** Work required **
Look through the data below. Pick out the lines holding the string "marker".

------------------------------------

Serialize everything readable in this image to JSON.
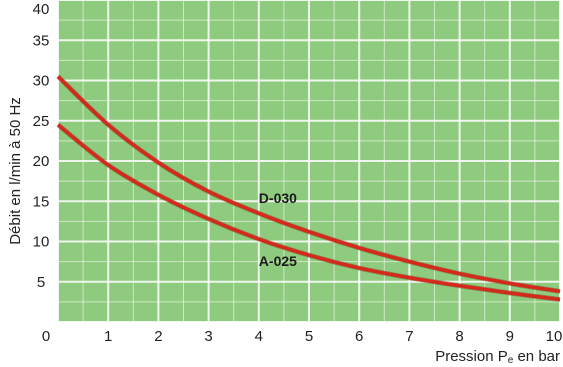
{
  "chart_data": {
    "type": "line",
    "xlabel_parts": {
      "before": "Pression P",
      "subscript": "e",
      "after": " en bar"
    },
    "ylabel": "Débit en l/min à 50 Hz",
    "xlim": [
      0,
      10
    ],
    "ylim": [
      0,
      40
    ],
    "x_ticks": [
      "0",
      "1",
      "2",
      "3",
      "4",
      "5",
      "6",
      "7",
      "8",
      "9",
      "10"
    ],
    "y_ticks": [
      "5",
      "10",
      "15",
      "20",
      "25",
      "30",
      "35",
      "40"
    ],
    "grid": true,
    "background_color": "#8fcb7e",
    "grid_color": "#ffffff",
    "line_color": "#d42a1c",
    "series": [
      {
        "name": "D-030",
        "x": [
          0,
          1,
          2,
          3,
          4,
          5,
          6,
          7,
          8,
          9,
          10
        ],
        "y": [
          30.5,
          24.5,
          19.8,
          16.2,
          13.5,
          11.2,
          9.2,
          7.5,
          6.0,
          4.8,
          3.8
        ]
      },
      {
        "name": "A-025",
        "x": [
          0,
          1,
          2,
          3,
          4,
          5,
          6,
          7,
          8,
          9,
          10
        ],
        "y": [
          24.5,
          19.5,
          15.8,
          12.8,
          10.3,
          8.3,
          6.7,
          5.5,
          4.5,
          3.6,
          2.8
        ]
      }
    ]
  }
}
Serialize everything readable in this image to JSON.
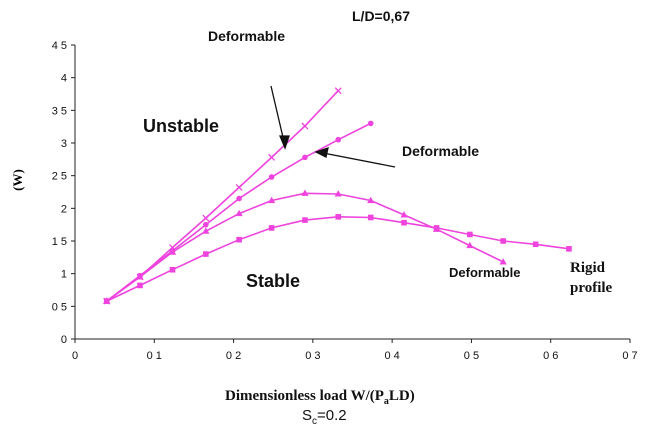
{
  "chart_data": {
    "type": "line",
    "title": "L/D=0,67",
    "xlabel_main": "Dimensionless load  W/(P",
    "xlabel_sub": "a",
    "xlabel_tail": "LD)",
    "sc_main": "S",
    "sc_sub": "c",
    "sc_tail": "=0.2",
    "ylabel": "(W)",
    "xlim": [
      0,
      0.7
    ],
    "ylim": [
      0,
      4.5
    ],
    "x_ticks": [
      "0",
      "0 1",
      "0 2",
      "0 3",
      "0 4",
      "0 5",
      "0 6",
      "0 7"
    ],
    "y_ticks": [
      "0",
      "0 5",
      "1",
      "1 5",
      "2",
      "2 5",
      "3",
      "3 5",
      "4",
      "4 5"
    ],
    "grid": false,
    "color": "#ee44dd",
    "series": [
      {
        "marker": "cross",
        "x": [
          0.04,
          0.082,
          0.123,
          0.165,
          0.207,
          0.248,
          0.29,
          0.332
        ],
        "y": [
          0.58,
          0.95,
          1.4,
          1.85,
          2.32,
          2.78,
          3.26,
          3.8
        ]
      },
      {
        "marker": "dot",
        "x": [
          0.04,
          0.082,
          0.123,
          0.165,
          0.207,
          0.248,
          0.29,
          0.332,
          0.373
        ],
        "y": [
          0.58,
          0.97,
          1.35,
          1.75,
          2.15,
          2.48,
          2.78,
          3.05,
          3.3
        ]
      },
      {
        "marker": "triangle",
        "x": [
          0.04,
          0.082,
          0.123,
          0.165,
          0.207,
          0.248,
          0.29,
          0.332,
          0.373,
          0.415,
          0.456,
          0.498,
          0.54
        ],
        "y": [
          0.58,
          0.95,
          1.33,
          1.65,
          1.92,
          2.12,
          2.23,
          2.22,
          2.12,
          1.9,
          1.68,
          1.43,
          1.18
        ]
      },
      {
        "marker": "square",
        "x": [
          0.04,
          0.082,
          0.123,
          0.165,
          0.207,
          0.248,
          0.29,
          0.332,
          0.373,
          0.415,
          0.456,
          0.498,
          0.54,
          0.581,
          0.623
        ],
        "y": [
          0.58,
          0.82,
          1.06,
          1.3,
          1.52,
          1.7,
          1.82,
          1.87,
          1.86,
          1.78,
          1.7,
          1.6,
          1.5,
          1.45,
          1.38
        ]
      }
    ],
    "annotations": {
      "unstable": "Unstable",
      "stable": "Stable",
      "deformable_top": "Deformable",
      "deformable_mid": "Deformable",
      "deformable_low": "Deformable",
      "rigid1": "Rigid",
      "rigid2": "profile"
    }
  }
}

------------------------------------

** Solution to this exercise **
        "marker": "cross",
        "marker": "dot",
        "marker": "triangle",
        "marker": "square",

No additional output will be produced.